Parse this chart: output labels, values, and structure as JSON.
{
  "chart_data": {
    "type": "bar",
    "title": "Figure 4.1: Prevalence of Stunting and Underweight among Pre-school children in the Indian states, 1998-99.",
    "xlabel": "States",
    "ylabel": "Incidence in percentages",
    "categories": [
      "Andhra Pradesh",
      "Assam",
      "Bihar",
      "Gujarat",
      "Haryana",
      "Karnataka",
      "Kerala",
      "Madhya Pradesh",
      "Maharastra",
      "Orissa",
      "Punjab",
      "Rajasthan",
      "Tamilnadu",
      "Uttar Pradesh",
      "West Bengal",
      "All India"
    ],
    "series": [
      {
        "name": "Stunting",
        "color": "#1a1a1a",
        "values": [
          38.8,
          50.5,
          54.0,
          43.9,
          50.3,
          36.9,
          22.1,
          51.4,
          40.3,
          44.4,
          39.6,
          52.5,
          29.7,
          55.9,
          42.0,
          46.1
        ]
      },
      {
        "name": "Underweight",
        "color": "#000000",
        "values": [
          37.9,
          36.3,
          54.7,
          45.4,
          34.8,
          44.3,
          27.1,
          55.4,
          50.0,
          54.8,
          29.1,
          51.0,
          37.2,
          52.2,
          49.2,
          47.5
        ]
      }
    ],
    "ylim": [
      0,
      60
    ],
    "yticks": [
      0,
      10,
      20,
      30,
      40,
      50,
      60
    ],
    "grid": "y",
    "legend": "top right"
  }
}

***

| WHAT YOU HAVE TO DO |
Type out the full listing again, exactly as given.

| OUTPUT BELOW |
Parse this chart: output labels, values, and structure as JSON.
{
  "chart_data": {
    "type": "bar",
    "title": "Figure 4.1: Prevalence of Stunting and Underweight among Pre-school children in the Indian states, 1998-99.",
    "xlabel": "States",
    "ylabel": "Incidence in percentages",
    "categories": [
      "Andhra Pradesh",
      "Assam",
      "Bihar",
      "Gujarat",
      "Haryana",
      "Karnataka",
      "Kerala",
      "Madhya Pradesh",
      "Maharastra",
      "Orissa",
      "Punjab",
      "Rajasthan",
      "Tamilnadu",
      "Uttar Pradesh",
      "West Bengal",
      "All India"
    ],
    "series": [
      {
        "name": "Stunting",
        "color": "#1a1a1a",
        "values": [
          38.8,
          50.5,
          54.0,
          43.9,
          50.3,
          36.9,
          22.1,
          51.4,
          40.3,
          44.4,
          39.6,
          52.5,
          29.7,
          55.9,
          42.0,
          46.1
        ]
      },
      {
        "name": "Underweight",
        "color": "#000000",
        "values": [
          37.9,
          36.3,
          54.7,
          45.4,
          34.8,
          44.3,
          27.1,
          55.4,
          50.0,
          54.8,
          29.1,
          51.0,
          37.2,
          52.2,
          49.2,
          47.5
        ]
      }
    ],
    "ylim": [
      0,
      60
    ],
    "yticks": [
      0,
      10,
      20,
      30,
      40,
      50,
      60
    ],
    "grid": "y",
    "legend": "top right"
  }
}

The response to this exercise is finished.